• [Task goal] From the entries that follow, gather each line holding the word "était".

• [Data shown]
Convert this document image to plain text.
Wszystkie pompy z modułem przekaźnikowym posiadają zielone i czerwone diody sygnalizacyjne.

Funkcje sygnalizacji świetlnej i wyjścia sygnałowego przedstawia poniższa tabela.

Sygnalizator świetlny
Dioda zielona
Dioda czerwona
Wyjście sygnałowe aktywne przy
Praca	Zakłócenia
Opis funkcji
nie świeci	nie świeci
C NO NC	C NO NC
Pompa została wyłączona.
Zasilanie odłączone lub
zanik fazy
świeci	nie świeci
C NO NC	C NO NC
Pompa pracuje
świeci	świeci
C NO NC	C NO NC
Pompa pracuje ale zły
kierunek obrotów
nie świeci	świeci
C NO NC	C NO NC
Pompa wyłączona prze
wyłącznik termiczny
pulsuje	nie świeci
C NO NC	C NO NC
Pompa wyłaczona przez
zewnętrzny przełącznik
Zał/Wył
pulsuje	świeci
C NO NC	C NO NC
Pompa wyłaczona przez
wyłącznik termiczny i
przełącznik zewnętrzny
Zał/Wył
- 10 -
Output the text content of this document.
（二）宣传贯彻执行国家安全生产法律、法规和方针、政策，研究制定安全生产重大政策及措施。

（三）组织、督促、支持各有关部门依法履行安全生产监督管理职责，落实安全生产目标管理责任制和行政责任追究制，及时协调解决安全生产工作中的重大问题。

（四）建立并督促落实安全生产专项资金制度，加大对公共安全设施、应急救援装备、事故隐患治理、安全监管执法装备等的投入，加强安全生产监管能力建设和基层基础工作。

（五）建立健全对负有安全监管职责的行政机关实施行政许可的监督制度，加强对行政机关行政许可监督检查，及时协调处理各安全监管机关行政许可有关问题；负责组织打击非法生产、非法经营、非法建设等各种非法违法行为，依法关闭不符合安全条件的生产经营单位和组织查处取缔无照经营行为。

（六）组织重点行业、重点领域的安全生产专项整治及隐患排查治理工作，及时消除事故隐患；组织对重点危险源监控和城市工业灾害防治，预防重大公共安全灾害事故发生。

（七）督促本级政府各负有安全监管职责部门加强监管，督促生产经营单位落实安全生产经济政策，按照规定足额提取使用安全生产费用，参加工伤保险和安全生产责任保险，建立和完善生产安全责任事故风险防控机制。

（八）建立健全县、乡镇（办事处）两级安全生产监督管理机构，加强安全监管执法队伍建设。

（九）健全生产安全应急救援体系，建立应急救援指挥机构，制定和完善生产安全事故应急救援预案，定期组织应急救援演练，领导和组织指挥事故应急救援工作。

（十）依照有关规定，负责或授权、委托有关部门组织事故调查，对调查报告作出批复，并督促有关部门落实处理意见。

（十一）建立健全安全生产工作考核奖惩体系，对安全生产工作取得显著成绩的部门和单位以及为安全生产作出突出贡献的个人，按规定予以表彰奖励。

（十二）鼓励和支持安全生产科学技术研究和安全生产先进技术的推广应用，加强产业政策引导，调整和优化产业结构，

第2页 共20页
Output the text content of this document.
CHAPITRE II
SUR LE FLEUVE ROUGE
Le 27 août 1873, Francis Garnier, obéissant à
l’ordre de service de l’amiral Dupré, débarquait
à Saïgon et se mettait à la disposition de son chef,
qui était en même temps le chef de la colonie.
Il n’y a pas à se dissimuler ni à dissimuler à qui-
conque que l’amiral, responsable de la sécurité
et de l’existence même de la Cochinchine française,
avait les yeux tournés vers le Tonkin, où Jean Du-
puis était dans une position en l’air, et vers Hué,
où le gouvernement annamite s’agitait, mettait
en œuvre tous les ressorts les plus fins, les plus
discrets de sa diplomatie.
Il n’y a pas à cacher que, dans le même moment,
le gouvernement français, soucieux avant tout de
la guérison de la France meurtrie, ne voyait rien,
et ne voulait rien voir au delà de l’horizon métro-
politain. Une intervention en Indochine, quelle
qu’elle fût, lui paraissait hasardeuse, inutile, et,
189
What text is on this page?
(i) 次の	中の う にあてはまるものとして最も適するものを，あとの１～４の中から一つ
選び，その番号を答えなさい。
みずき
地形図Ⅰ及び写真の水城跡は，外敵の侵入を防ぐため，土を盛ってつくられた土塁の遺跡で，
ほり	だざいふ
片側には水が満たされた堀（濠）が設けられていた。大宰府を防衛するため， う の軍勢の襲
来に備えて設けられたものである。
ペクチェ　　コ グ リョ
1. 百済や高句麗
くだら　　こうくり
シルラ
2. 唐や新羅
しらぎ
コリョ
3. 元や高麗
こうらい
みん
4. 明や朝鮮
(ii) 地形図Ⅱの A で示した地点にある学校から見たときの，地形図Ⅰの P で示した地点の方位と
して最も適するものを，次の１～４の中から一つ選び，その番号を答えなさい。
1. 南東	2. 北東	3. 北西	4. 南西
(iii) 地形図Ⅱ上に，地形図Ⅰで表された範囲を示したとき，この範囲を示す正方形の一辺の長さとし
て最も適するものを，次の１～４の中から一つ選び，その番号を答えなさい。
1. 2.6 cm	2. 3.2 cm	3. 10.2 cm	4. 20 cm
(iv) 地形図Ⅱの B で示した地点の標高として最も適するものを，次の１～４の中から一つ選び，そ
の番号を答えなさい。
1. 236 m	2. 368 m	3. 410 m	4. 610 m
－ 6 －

• [Exercise response]
qui était en même temps le chef de la colonie.
puis était dans une position en l’air, et vers Hué,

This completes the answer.